Requirements: The data must be returned in full and exactly as given.
-- Begin Entries supplied --
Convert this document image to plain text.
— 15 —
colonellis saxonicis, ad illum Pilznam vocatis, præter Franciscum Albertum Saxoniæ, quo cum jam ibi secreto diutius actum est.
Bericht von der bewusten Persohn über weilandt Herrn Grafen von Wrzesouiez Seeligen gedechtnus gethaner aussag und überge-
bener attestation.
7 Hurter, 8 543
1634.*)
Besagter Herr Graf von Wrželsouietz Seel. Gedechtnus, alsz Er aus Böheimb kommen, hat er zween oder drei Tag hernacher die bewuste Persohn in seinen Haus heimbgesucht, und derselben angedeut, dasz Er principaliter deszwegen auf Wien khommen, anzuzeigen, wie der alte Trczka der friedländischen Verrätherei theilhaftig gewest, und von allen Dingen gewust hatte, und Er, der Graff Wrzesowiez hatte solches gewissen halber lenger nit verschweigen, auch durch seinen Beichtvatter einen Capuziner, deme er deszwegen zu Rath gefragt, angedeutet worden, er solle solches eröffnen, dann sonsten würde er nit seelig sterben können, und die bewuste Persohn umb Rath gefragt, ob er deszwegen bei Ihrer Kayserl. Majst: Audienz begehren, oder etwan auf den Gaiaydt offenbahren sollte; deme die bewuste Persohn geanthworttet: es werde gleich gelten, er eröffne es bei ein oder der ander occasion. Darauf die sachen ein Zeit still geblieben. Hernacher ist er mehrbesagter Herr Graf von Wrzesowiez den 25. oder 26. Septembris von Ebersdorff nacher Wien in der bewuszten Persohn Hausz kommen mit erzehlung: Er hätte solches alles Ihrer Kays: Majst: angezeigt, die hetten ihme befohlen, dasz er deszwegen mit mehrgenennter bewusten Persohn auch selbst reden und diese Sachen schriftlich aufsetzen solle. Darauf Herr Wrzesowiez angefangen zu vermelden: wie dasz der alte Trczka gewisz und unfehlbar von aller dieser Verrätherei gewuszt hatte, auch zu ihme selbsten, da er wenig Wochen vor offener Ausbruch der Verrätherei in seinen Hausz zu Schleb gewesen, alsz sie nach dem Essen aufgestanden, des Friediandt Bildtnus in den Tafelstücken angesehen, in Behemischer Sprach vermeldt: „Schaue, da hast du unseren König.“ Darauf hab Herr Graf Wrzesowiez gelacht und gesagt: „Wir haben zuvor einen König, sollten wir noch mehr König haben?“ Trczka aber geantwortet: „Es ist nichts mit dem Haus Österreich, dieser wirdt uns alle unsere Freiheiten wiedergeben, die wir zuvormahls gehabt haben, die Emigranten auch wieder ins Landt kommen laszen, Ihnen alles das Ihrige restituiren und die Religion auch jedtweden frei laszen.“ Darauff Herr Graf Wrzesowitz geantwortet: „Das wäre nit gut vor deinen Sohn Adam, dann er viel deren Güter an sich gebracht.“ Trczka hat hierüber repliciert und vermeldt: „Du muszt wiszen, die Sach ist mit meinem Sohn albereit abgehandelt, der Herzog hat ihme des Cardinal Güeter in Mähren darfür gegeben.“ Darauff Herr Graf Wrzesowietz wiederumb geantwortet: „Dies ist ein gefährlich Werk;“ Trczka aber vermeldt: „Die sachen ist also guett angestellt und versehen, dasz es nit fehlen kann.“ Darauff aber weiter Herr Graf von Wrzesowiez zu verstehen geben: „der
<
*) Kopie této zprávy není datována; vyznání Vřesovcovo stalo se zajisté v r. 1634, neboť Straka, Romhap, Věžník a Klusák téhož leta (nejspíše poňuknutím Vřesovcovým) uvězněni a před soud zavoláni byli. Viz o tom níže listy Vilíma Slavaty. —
-- End Entries supplied --
Exercise answer:
Convert this document image to plain text.
— 15 —
colonellis saxonicis, ad illum Pilznam vocatis, præter Franciscum Albertum Saxoniæ, quo cum jam ibi secreto diutius actum est.
Bericht von der bewusten Persohn über weilandt Herrn Grafen von Wrzesouiez Seeligen gedechtnus gethaner aussag und überge-
bener attestation.
7 Hurter, 8 543
1634.*)
Besagter Herr Graf von Wrželsouietz Seel. Gedechtnus, alsz Er aus Böheimb kommen, hat er zween oder drei Tag hernacher die bewuste Persohn in seinen Haus heimbgesucht, und derselben angedeut, dasz Er principaliter deszwegen auf Wien khommen, anzuzeigen, wie der alte Trczka der friedländischen Verrätherei theilhaftig gewest, und von allen Dingen gewust hatte, und Er, der Graff Wrzesowiez hatte solches gewissen halber lenger nit verschweigen, auch durch seinen Beichtvatter einen Capuziner, deme er deszwegen zu Rath gefragt, angedeutet worden, er solle solches eröffnen, dann sonsten würde er nit seelig sterben können, und die bewuste Persohn umb Rath gefragt, ob er deszwegen bei Ihrer Kayserl. Majst: Audienz begehren, oder etwan auf den Gaiaydt offenbahren sollte; deme die bewuste Persohn geanthworttet: es werde gleich gelten, er eröffne es bei ein oder der ander occasion. Darauf die sachen ein Zeit still geblieben. Hernacher ist er mehrbesagter Herr Graf von Wrzesowiez den 25. oder 26. Septembris von Ebersdorff nacher Wien in der bewuszten Persohn Hausz kommen mit erzehlung: Er hätte solches alles Ihrer Kays: Majst: angezeigt, die hetten ihme befohlen, dasz er deszwegen mit mehrgenennter bewusten Persohn auch selbst reden und diese Sachen schriftlich aufsetzen solle. Darauf Herr Wrzesowiez angefangen zu vermelden: wie dasz der alte Trczka gewisz und unfehlbar von aller dieser Verrätherei gewuszt hatte, auch zu ihme selbsten, da er wenig Wochen vor offener Ausbruch der Verrätherei in seinen Hausz zu Schleb gewesen, alsz sie nach dem Essen aufgestanden, des Friediandt Bildtnus in den Tafelstücken angesehen, in Behemischer Sprach vermeldt: „Schaue, da hast du unseren König.“ Darauf hab Herr Graf Wrzesowiez gelacht und gesagt: „Wir haben zuvor einen König, sollten wir noch mehr König haben?“ Trczka aber geantwortet: „Es ist nichts mit dem Haus Österreich, dieser wirdt uns alle unsere Freiheiten wiedergeben, die wir zuvormahls gehabt haben, die Emigranten auch wieder ins Landt kommen laszen, Ihnen alles das Ihrige restituiren und die Religion auch jedtweden frei laszen.“ Darauff Herr Graf Wrzesowitz geantwortet: „Das wäre nit gut vor deinen Sohn Adam, dann er viel deren Güter an sich gebracht.“ Trczka hat hierüber repliciert und vermeldt: „Du muszt wiszen, die Sach ist mit meinem Sohn albereit abgehandelt, der Herzog hat ihme des Cardinal Güeter in Mähren darfür gegeben.“ Darauff Herr Graf Wrzesowietz wiederumb geantwortet: „Dies ist ein gefährlich Werk;“ Trczka aber vermeldt: „Die sachen ist also guett angestellt und versehen, dasz es nit fehlen kann.“ Darauff aber weiter Herr Graf von Wrzesowiez zu verstehen geben: „der
<
*) Kopie této zprávy není datována; vyznání Vřesovcovo stalo se zajisté v r. 1634, neboť Straka, Romhap, Věžník a Klusák téhož leta (nejspíše poňuknutím Vřesovcovým) uvězněni a před soud zavoláni byli. Viz o tom níže listy Vilíma Slavaty. —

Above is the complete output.